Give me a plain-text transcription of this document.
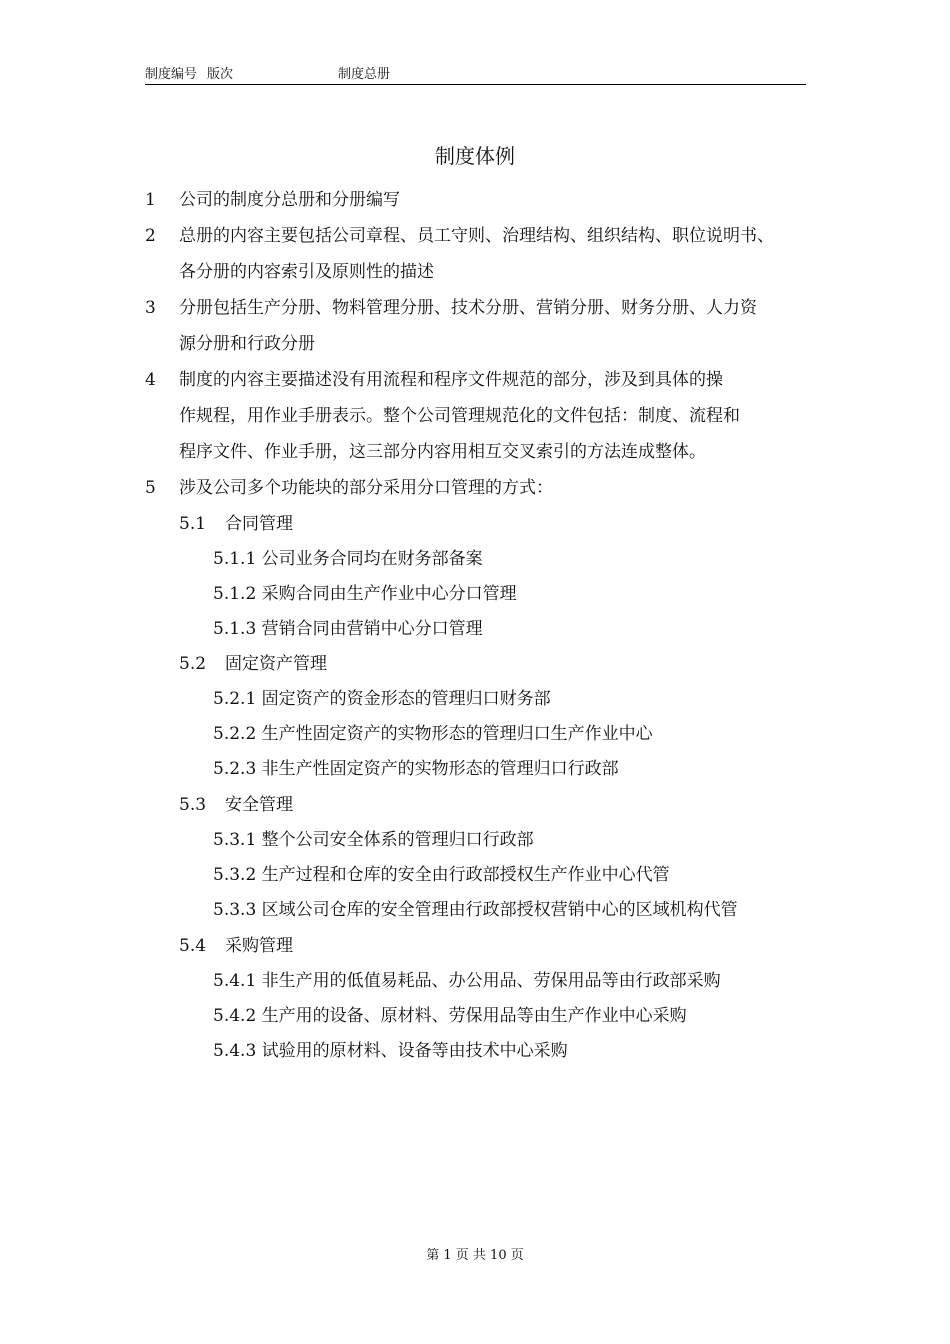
制度编号 版次	制度总册
制度体例
1 公司的制度分总册和分册编写
2 总册的内容主要包括公司章程、员工守则、治理结构、组织结构、职位说明书、
各分册的内容索引及原则性的描述
3 分册包括生产分册、物料管理分册、技术分册、营销分册、财务分册、人力资
源分册和行政分册
4 制度的内容主要描述没有用流程和程序文件规范的部分，涉及到具体的操
作规程，用作业手册表示。整个公司管理规范化的文件包括：制度、流程和
程序文件、作业手册，这三部分内容用相互交叉索引的方法连成整体。
5 涉及公司多个功能块的部分采用分口管理的方式：
5.1 合同管理
5.1.1 公司业务合同均在财务部备案
5.1.2 采购合同由生产作业中心分口管理
5.1.3 营销合同由营销中心分口管理
5.2 固定资产管理
5.2.1 固定资产的资金形态的管理归口财务部
5.2.2 生产性固定资产的实物形态的管理归口生产作业中心
5.2.3 非生产性固定资产的实物形态的管理归口行政部
5.3 安全管理
5.3.1 整个公司安全体系的管理归口行政部
5.3.2 生产过程和仓库的安全由行政部授权生产作业中心代管
5.3.3 区域公司仓库的安全管理由行政部授权营销中心的区域机构代管
5.4 采购管理
5.4.1 非生产用的低值易耗品、办公用品、劳保用品等由行政部采购
5.4.2 生产用的设备、原材料、劳保用品等由生产作业中心采购
5.4.3 试验用的原材料、设备等由技术中心采购
第 1 页 共 10 页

**SET PROBLEM:** Copy out all the entries exactly. Images stay out of the copy.

**RESULT OF THE TASK:**
Give me a plain-text transcription of this document.
制度编号 版次	制度总册
制度体例
1 公司的制度分总册和分册编写
2 总册的内容主要包括公司章程、员工守则、治理结构、组织结构、职位说明书、
各分册的内容索引及原则性的描述
3 分册包括生产分册、物料管理分册、技术分册、营销分册、财务分册、人力资
源分册和行政分册
4 制度的内容主要描述没有用流程和程序文件规范的部分，涉及到具体的操
作规程，用作业手册表示。整个公司管理规范化的文件包括：制度、流程和
程序文件、作业手册，这三部分内容用相互交叉索引的方法连成整体。
5 涉及公司多个功能块的部分采用分口管理的方式：
5.1 合同管理
5.1.1 公司业务合同均在财务部备案
5.1.2 采购合同由生产作业中心分口管理
5.1.3 营销合同由营销中心分口管理
5.2 固定资产管理
5.2.1 固定资产的资金形态的管理归口财务部
5.2.2 生产性固定资产的实物形态的管理归口生产作业中心
5.2.3 非生产性固定资产的实物形态的管理归口行政部
5.3 安全管理
5.3.1 整个公司安全体系的管理归口行政部
5.3.2 生产过程和仓库的安全由行政部授权生产作业中心代管
5.3.3 区域公司仓库的安全管理由行政部授权营销中心的区域机构代管
5.4 采购管理
5.4.1 非生产用的低值易耗品、办公用品、劳保用品等由行政部采购
5.4.2 生产用的设备、原材料、劳保用品等由生产作业中心采购
5.4.3 试验用的原材料、设备等由技术中心采购
第 1 页 共 10 页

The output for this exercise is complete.